[Stored data]
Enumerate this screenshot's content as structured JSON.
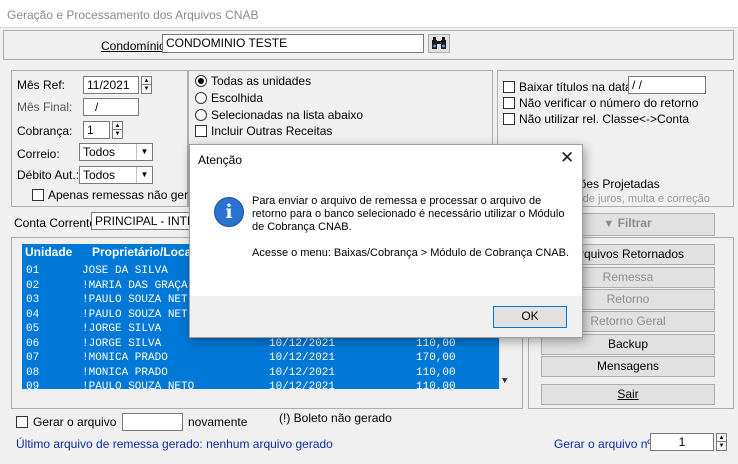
{
  "window": {
    "title": "Geração e Processamento dos Arquivos CNAB"
  },
  "condominio": {
    "label": "Condomínio:",
    "value": "CONDOMINIO TESTE",
    "search_icon": "binoculars-icon"
  },
  "filters": {
    "mes_ref_label": "Mês Ref:",
    "mes_ref_value": "11/2021",
    "mes_final_label": "Mês Final:",
    "mes_final_value": "/",
    "cobranca_label": "Cobrança:",
    "cobranca_value": "1",
    "correio_label": "Correio:",
    "correio_value": "Todos",
    "debito_label": "Débito Aut.:",
    "debito_value": "Todos",
    "apenas_label": "Apenas remessas não geradas"
  },
  "units": {
    "todas": "Todas as unidades",
    "escolhida": "Escolhida",
    "selecionadas": "Selecionadas na lista abaixo",
    "incluir": "Incluir Outras Receitas"
  },
  "options": {
    "baixar": "Baixar títulos na data:",
    "baixar_value": " / /",
    "nao_verificar": "Não verificar o número do retorno",
    "nao_utilizar": "Não utilizar rel. Classe<->Conta",
    "correcoes": "rreções Projetadas",
    "correcoes_sub": "es de juros, multa e correção",
    "filtrar": "Filtrar"
  },
  "conta": {
    "label": "Conta Corrente:",
    "value": "PRINCIPAL - INTER"
  },
  "grid": {
    "headers": [
      "Unidade",
      "Proprietário/Loca"
    ],
    "rows": [
      {
        "un": "01",
        "nome": " JOSE DA SILVA",
        "data": "",
        "valor": ""
      },
      {
        "un": "02",
        "nome": "!MARIA DAS GRAÇA",
        "data": "",
        "valor": ""
      },
      {
        "un": "03",
        "nome": "!PAULO SOUZA NET",
        "data": "",
        "valor": ""
      },
      {
        "un": "04",
        "nome": "!PAULO SOUZA NET",
        "data": "",
        "valor": ""
      },
      {
        "un": "05",
        "nome": "!JORGE SILVA",
        "data": "",
        "valor": ""
      },
      {
        "un": "06",
        "nome": "!JORGE SILVA",
        "data": "10/12/2021",
        "valor": "110,00"
      },
      {
        "un": "07",
        "nome": "!MONICA PRADO",
        "data": "10/12/2021",
        "valor": "170,00"
      },
      {
        "un": "08",
        "nome": "!MONICA PRADO",
        "data": "10/12/2021",
        "valor": "110,00"
      },
      {
        "un": "09",
        "nome": "!PAULO SOUZA NETO",
        "data": "10/12/2021",
        "valor": "110,00"
      }
    ]
  },
  "actions": {
    "arquivos_retornados": "Arquivos Retornados",
    "remessa": "Remessa",
    "retorno": "Retorno",
    "retorno_geral": "Retorno Geral",
    "backup": "Backup",
    "mensagens": "Mensagens",
    "sair": "Sair"
  },
  "footer": {
    "gerar_label": "Gerar o arquivo",
    "novamente": "novamente",
    "boleto_nao_gerado": "(!) Boleto não gerado",
    "ultimo_arquivo": "Último arquivo de remessa gerado:  nenhum arquivo gerado",
    "gerar_n_label": "Gerar o arquivo nº:",
    "gerar_n_value": "1"
  },
  "dialog": {
    "title": "Atenção",
    "message1": "Para enviar o arquivo de remessa e processar o arquivo de retorno para o banco selecionado é necessário utilizar o Módulo de Cobrança CNAB.",
    "message2": "Acesse o menu: Baixas/Cobrança > Módulo de Cobrança CNAB.",
    "ok": "OK"
  }
}
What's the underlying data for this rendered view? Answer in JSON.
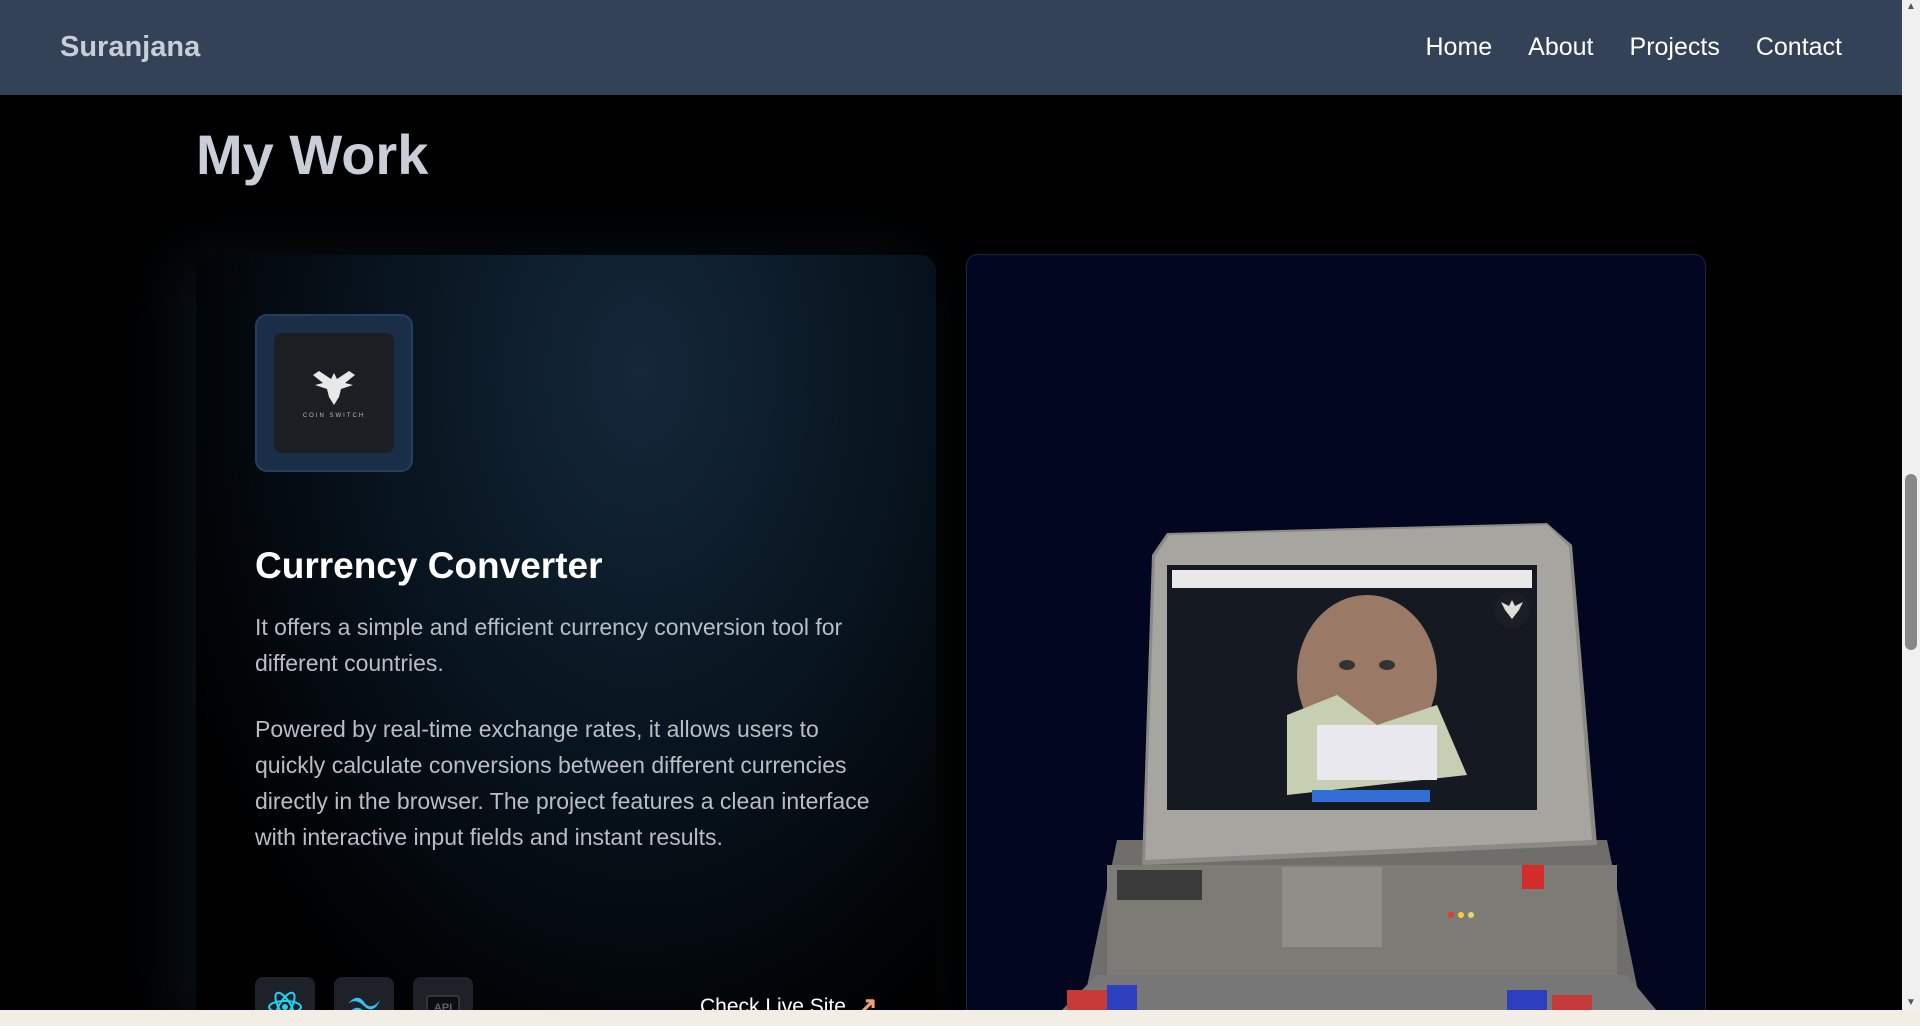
{
  "nav": {
    "brand": "Suranjana",
    "links": [
      "Home",
      "About",
      "Projects",
      "Contact"
    ]
  },
  "section": {
    "title": "My Work"
  },
  "project": {
    "logo_text": "COIN SWITCH",
    "title": "Currency Converter",
    "description_1": "It offers a simple and efficient currency conversion tool for different countries.",
    "description_2": "Powered by real-time exchange rates, it allows users to quickly calculate conversions between different currencies directly in the browser. The project features a clean interface with interactive input fields and instant results.",
    "tech_icons": [
      "react-icon",
      "tailwind-icon",
      "api-icon"
    ],
    "api_label": "API",
    "live_link_label": "Check Live Site"
  },
  "colors": {
    "navbar": "#334257",
    "background": "#000000",
    "preview_bg": "#020621",
    "accent_arrow": "#f0a077"
  }
}
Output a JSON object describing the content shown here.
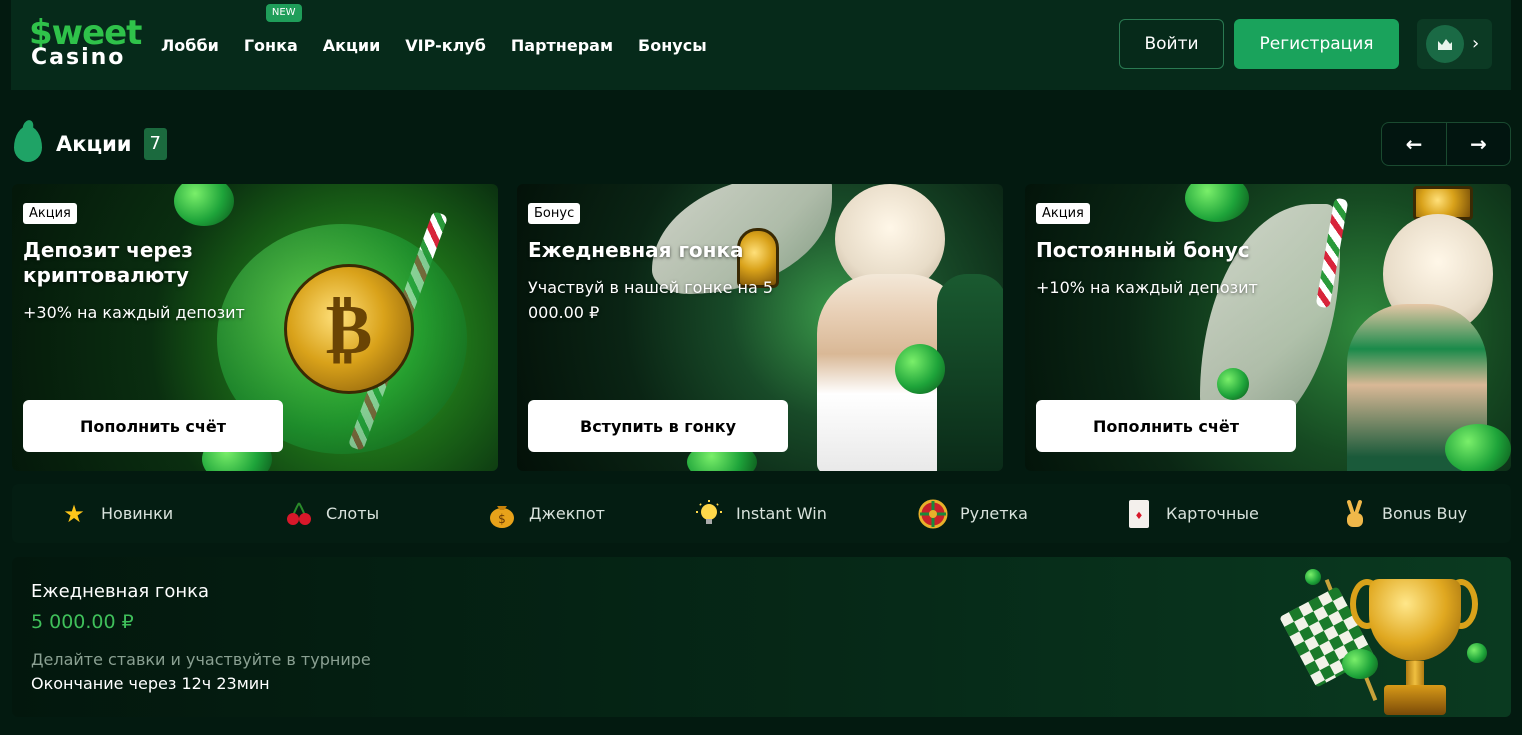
{
  "header": {
    "logo": {
      "line1": "$weet",
      "line2": "Casino"
    },
    "nav": [
      {
        "label": "Лобби"
      },
      {
        "label": "Гонка",
        "badge": "NEW"
      },
      {
        "label": "Акции"
      },
      {
        "label": "VIP-клуб"
      },
      {
        "label": "Партнерам"
      },
      {
        "label": "Бонусы"
      }
    ],
    "login_label": "Войти",
    "register_label": "Регистрация",
    "user_chevron": "›"
  },
  "promos_section": {
    "title": "Акции",
    "count": "7",
    "prev": "←",
    "next": "→"
  },
  "promos": [
    {
      "tag": "Акция",
      "title": "Депозит через криптовалюту",
      "desc": "+30% на каждый депозит",
      "button": "Пополнить счёт"
    },
    {
      "tag": "Бонус",
      "title": "Ежедневная гонка",
      "desc": "Участвуй в нашей гонке на 5 000.00 ₽",
      "button": "Вступить в гонку"
    },
    {
      "tag": "Акция",
      "title": "Постоянный бонус",
      "desc": "+10% на каждый депозит",
      "button": "Пополнить счёт"
    }
  ],
  "categories": [
    {
      "label": "Новинки",
      "icon": "star-icon"
    },
    {
      "label": "Слоты",
      "icon": "cherries-icon"
    },
    {
      "label": "Джекпот",
      "icon": "money-bag-icon"
    },
    {
      "label": "Instant Win",
      "icon": "lightbulb-icon"
    },
    {
      "label": "Рулетка",
      "icon": "roulette-icon"
    },
    {
      "label": "Карточные",
      "icon": "playing-card-icon"
    },
    {
      "label": "Bonus Buy",
      "icon": "victory-hand-icon"
    }
  ],
  "race": {
    "title": "Ежедневная гонка",
    "amount": "5 000.00 ₽",
    "subtitle": "Делайте ставки и участвуйте в турнире",
    "ends": "Окончание через 12ч 23мин"
  },
  "colors": {
    "accent": "#1aa35c",
    "background": "#031a10",
    "amount": "#3fbf5a"
  }
}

[TASK BRIEF] Copy out every line in the listing where the word "Todos" appears.

[ANSWER IN FULL]
    "correio_value": "Todos",
    "debito_value": "Todos",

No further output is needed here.